Description of the task: Write the listing below out again exactly, dropping the images.
Begin Records for the task
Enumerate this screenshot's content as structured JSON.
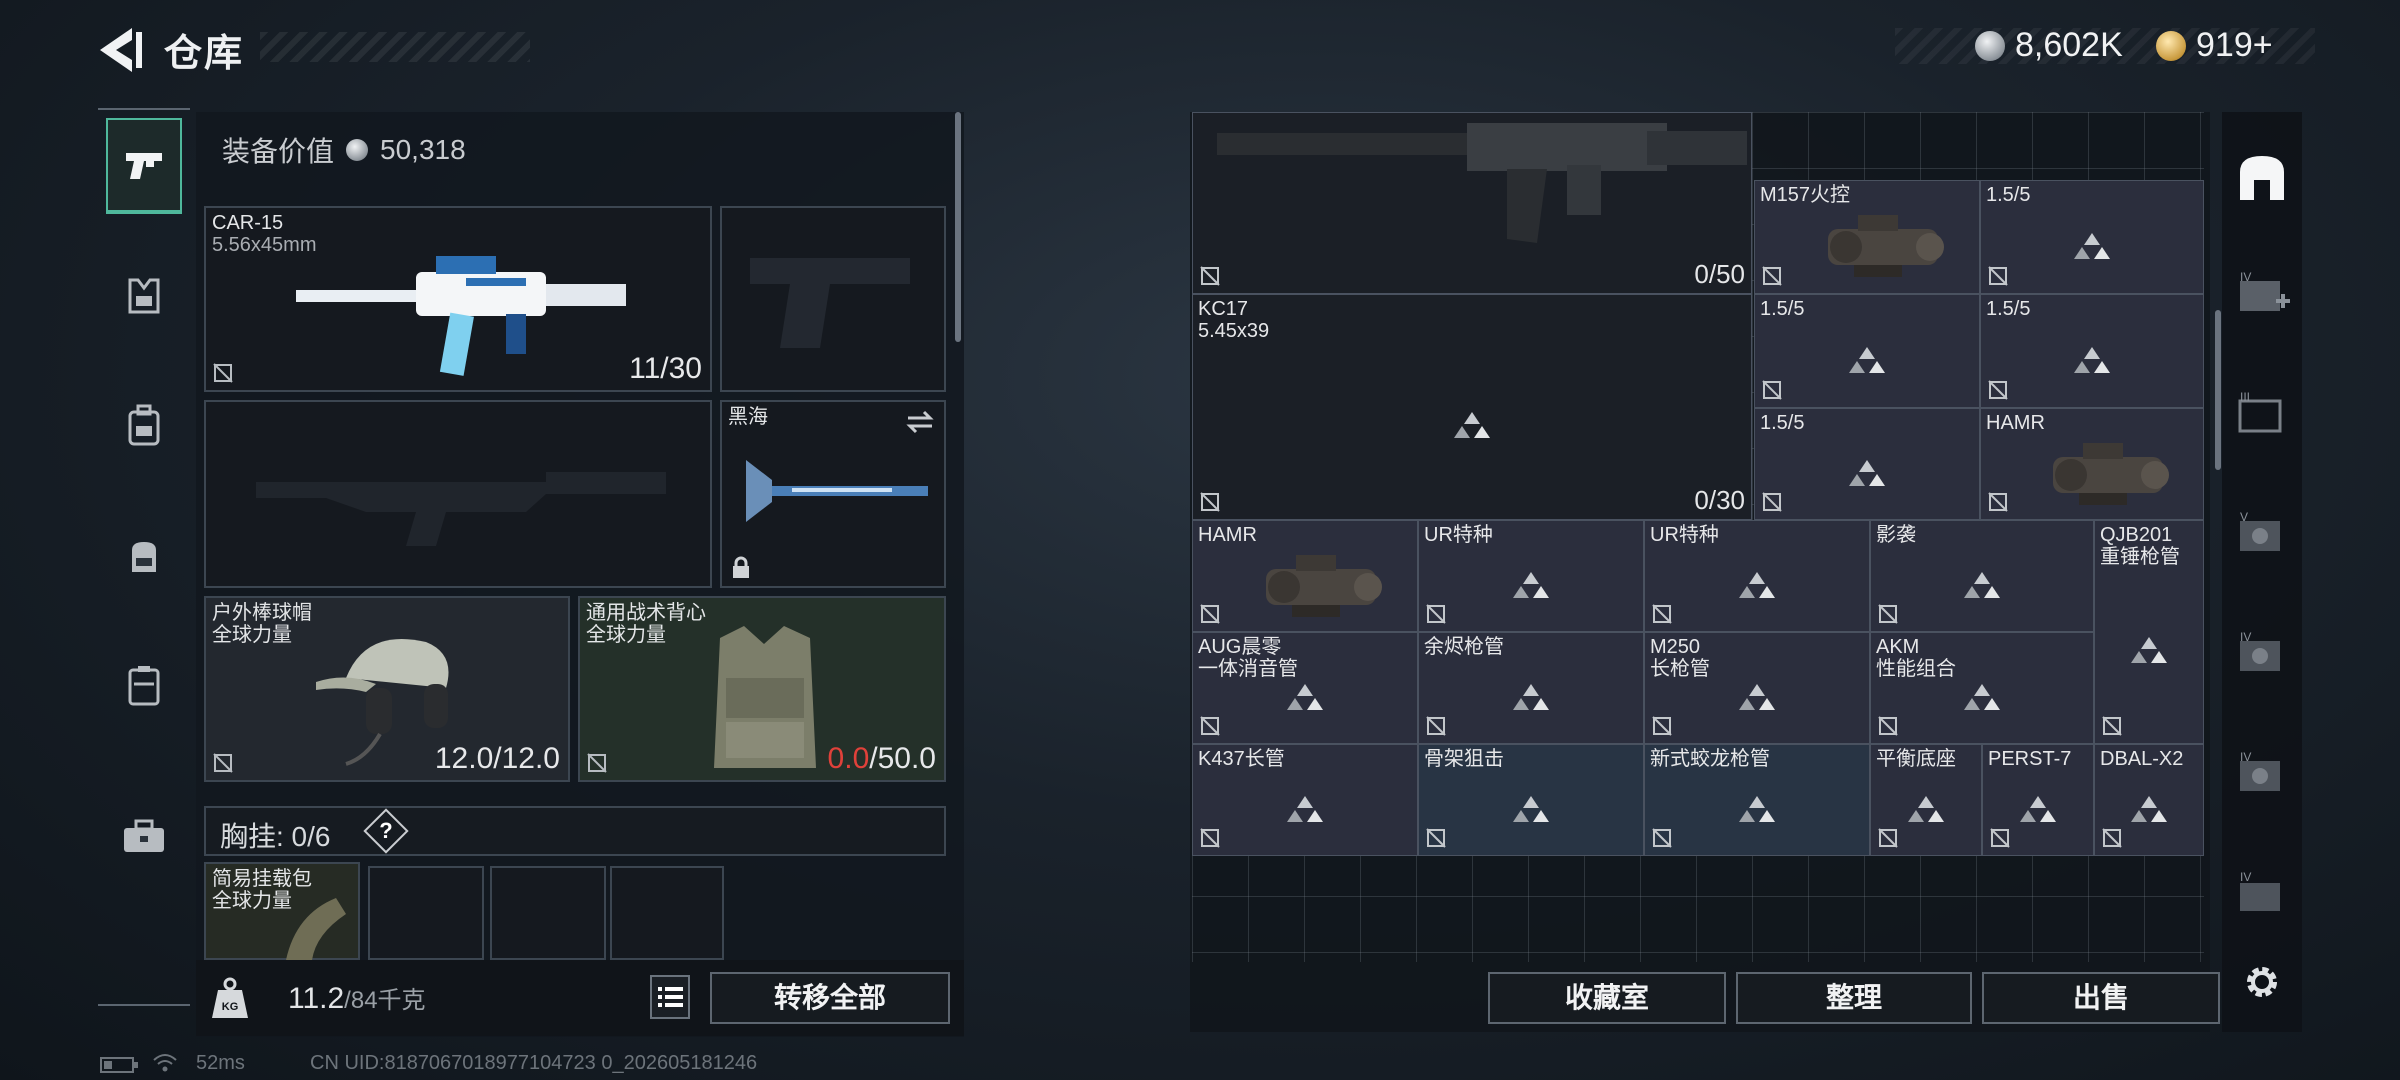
{
  "header": {
    "title": "仓库"
  },
  "currency": [
    {
      "icon": "silver-coin-icon",
      "value": "8,602K"
    },
    {
      "icon": "gold-coin-icon",
      "value": "919+"
    }
  ],
  "rail": {
    "items": [
      {
        "name": "pistol-icon"
      },
      {
        "name": "armor-icon"
      },
      {
        "name": "backpack-rig-icon"
      },
      {
        "name": "backpack-icon"
      },
      {
        "name": "case-icon"
      },
      {
        "name": "toolbox-icon"
      }
    ]
  },
  "loadout": {
    "value_label": "装备价值",
    "value": "50,318",
    "primary": {
      "name": "CAR-15",
      "ammo": "5.56x45mm",
      "count": "11/30"
    },
    "melee": {
      "name": "黑海"
    },
    "helmet": {
      "name": "户外棒球帽",
      "sub": "全球力量",
      "count": "12.0/12.0"
    },
    "vest": {
      "name": "通用战术背心",
      "sub": "全球力量",
      "count_current": "0.0",
      "count_max": "/50.0"
    },
    "rig": {
      "label": "胸挂: 0/6",
      "help": "?"
    },
    "rig_item": {
      "name": "简易挂载包",
      "sub": "全球力量"
    },
    "weight": {
      "value": "11.2",
      "max": "/84千克",
      "badge": "KG"
    },
    "transfer_all": "转移全部"
  },
  "storage": {
    "items": [
      {
        "id": "rifle-large",
        "count": "0/50"
      },
      {
        "id": "m157",
        "name": "M157火控"
      },
      {
        "id": "c-1-5-a",
        "name": "1.5/5"
      },
      {
        "id": "kc17",
        "name": "KC17",
        "sub": "5.45x39",
        "count": "0/30"
      },
      {
        "id": "c-1-5-b",
        "name": "1.5/5"
      },
      {
        "id": "c-1-5-c",
        "name": "1.5/5"
      },
      {
        "id": "c-1-5-d",
        "name": "1.5/5"
      },
      {
        "id": "hamr-a",
        "name": "HAMR"
      },
      {
        "id": "hamr-b",
        "name": "HAMR"
      },
      {
        "id": "ur-a",
        "name": "UR特种"
      },
      {
        "id": "ur-b",
        "name": "UR特种"
      },
      {
        "id": "yingxi",
        "name": "影袭"
      },
      {
        "id": "qjb201",
        "name": "QJB201",
        "sub": "重锤枪管"
      },
      {
        "id": "aug",
        "name": "AUG晨零",
        "sub": "一体消音管"
      },
      {
        "id": "yujin",
        "name": "余烬枪管"
      },
      {
        "id": "m250",
        "name": "M250",
        "sub": "长枪管"
      },
      {
        "id": "akm",
        "name": "AKM",
        "sub": "性能组合"
      },
      {
        "id": "k437",
        "name": "K437长管"
      },
      {
        "id": "gujia",
        "name": "骨架狙击"
      },
      {
        "id": "jiaolong",
        "name": "新式蛟龙枪管"
      },
      {
        "id": "pingheng",
        "name": "平衡底座"
      },
      {
        "id": "perst",
        "name": "PERST-7"
      },
      {
        "id": "dbal",
        "name": "DBAL-X2"
      }
    ],
    "buttons": {
      "collection": "收藏室",
      "sort": "整理",
      "sell": "出售"
    }
  },
  "status": {
    "ping": "52ms",
    "uid": "CN UID:8187067018977104723 0_202605181246"
  }
}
End Records for the task
Complete output:
Enumerate this screenshot's content as structured JSON.
{
  "header": {
    "title": "仓库"
  },
  "currency": [
    {
      "icon": "silver-coin-icon",
      "value": "8,602K"
    },
    {
      "icon": "gold-coin-icon",
      "value": "919+"
    }
  ],
  "rail": {
    "items": [
      {
        "name": "pistol-icon"
      },
      {
        "name": "armor-icon"
      },
      {
        "name": "backpack-rig-icon"
      },
      {
        "name": "backpack-icon"
      },
      {
        "name": "case-icon"
      },
      {
        "name": "toolbox-icon"
      }
    ]
  },
  "loadout": {
    "value_label": "装备价值",
    "value": "50,318",
    "primary": {
      "name": "CAR-15",
      "ammo": "5.56x45mm",
      "count": "11/30"
    },
    "melee": {
      "name": "黑海"
    },
    "helmet": {
      "name": "户外棒球帽",
      "sub": "全球力量",
      "count": "12.0/12.0"
    },
    "vest": {
      "name": "通用战术背心",
      "sub": "全球力量",
      "count_current": "0.0",
      "count_max": "/50.0"
    },
    "rig": {
      "label": "胸挂: 0/6",
      "help": "?"
    },
    "rig_item": {
      "name": "简易挂载包",
      "sub": "全球力量"
    },
    "weight": {
      "value": "11.2",
      "max": "/84千克",
      "badge": "KG"
    },
    "transfer_all": "转移全部"
  },
  "storage": {
    "items": [
      {
        "id": "rifle-large",
        "count": "0/50"
      },
      {
        "id": "m157",
        "name": "M157火控"
      },
      {
        "id": "c-1-5-a",
        "name": "1.5/5"
      },
      {
        "id": "kc17",
        "name": "KC17",
        "sub": "5.45x39",
        "count": "0/30"
      },
      {
        "id": "c-1-5-b",
        "name": "1.5/5"
      },
      {
        "id": "c-1-5-c",
        "name": "1.5/5"
      },
      {
        "id": "c-1-5-d",
        "name": "1.5/5"
      },
      {
        "id": "hamr-a",
        "name": "HAMR"
      },
      {
        "id": "hamr-b",
        "name": "HAMR"
      },
      {
        "id": "ur-a",
        "name": "UR特种"
      },
      {
        "id": "ur-b",
        "name": "UR特种"
      },
      {
        "id": "yingxi",
        "name": "影袭"
      },
      {
        "id": "qjb201",
        "name": "QJB201",
        "sub": "重锤枪管"
      },
      {
        "id": "aug",
        "name": "AUG晨零",
        "sub": "一体消音管"
      },
      {
        "id": "yujin",
        "name": "余烬枪管"
      },
      {
        "id": "m250",
        "name": "M250",
        "sub": "长枪管"
      },
      {
        "id": "akm",
        "name": "AKM",
        "sub": "性能组合"
      },
      {
        "id": "k437",
        "name": "K437长管"
      },
      {
        "id": "gujia",
        "name": "骨架狙击"
      },
      {
        "id": "jiaolong",
        "name": "新式蛟龙枪管"
      },
      {
        "id": "pingheng",
        "name": "平衡底座"
      },
      {
        "id": "perst",
        "name": "PERST-7"
      },
      {
        "id": "dbal",
        "name": "DBAL-X2"
      }
    ],
    "buttons": {
      "collection": "收藏室",
      "sort": "整理",
      "sell": "出售"
    }
  },
  "status": {
    "ping": "52ms",
    "uid": "CN UID:8187067018977104723 0_202605181246"
  }
}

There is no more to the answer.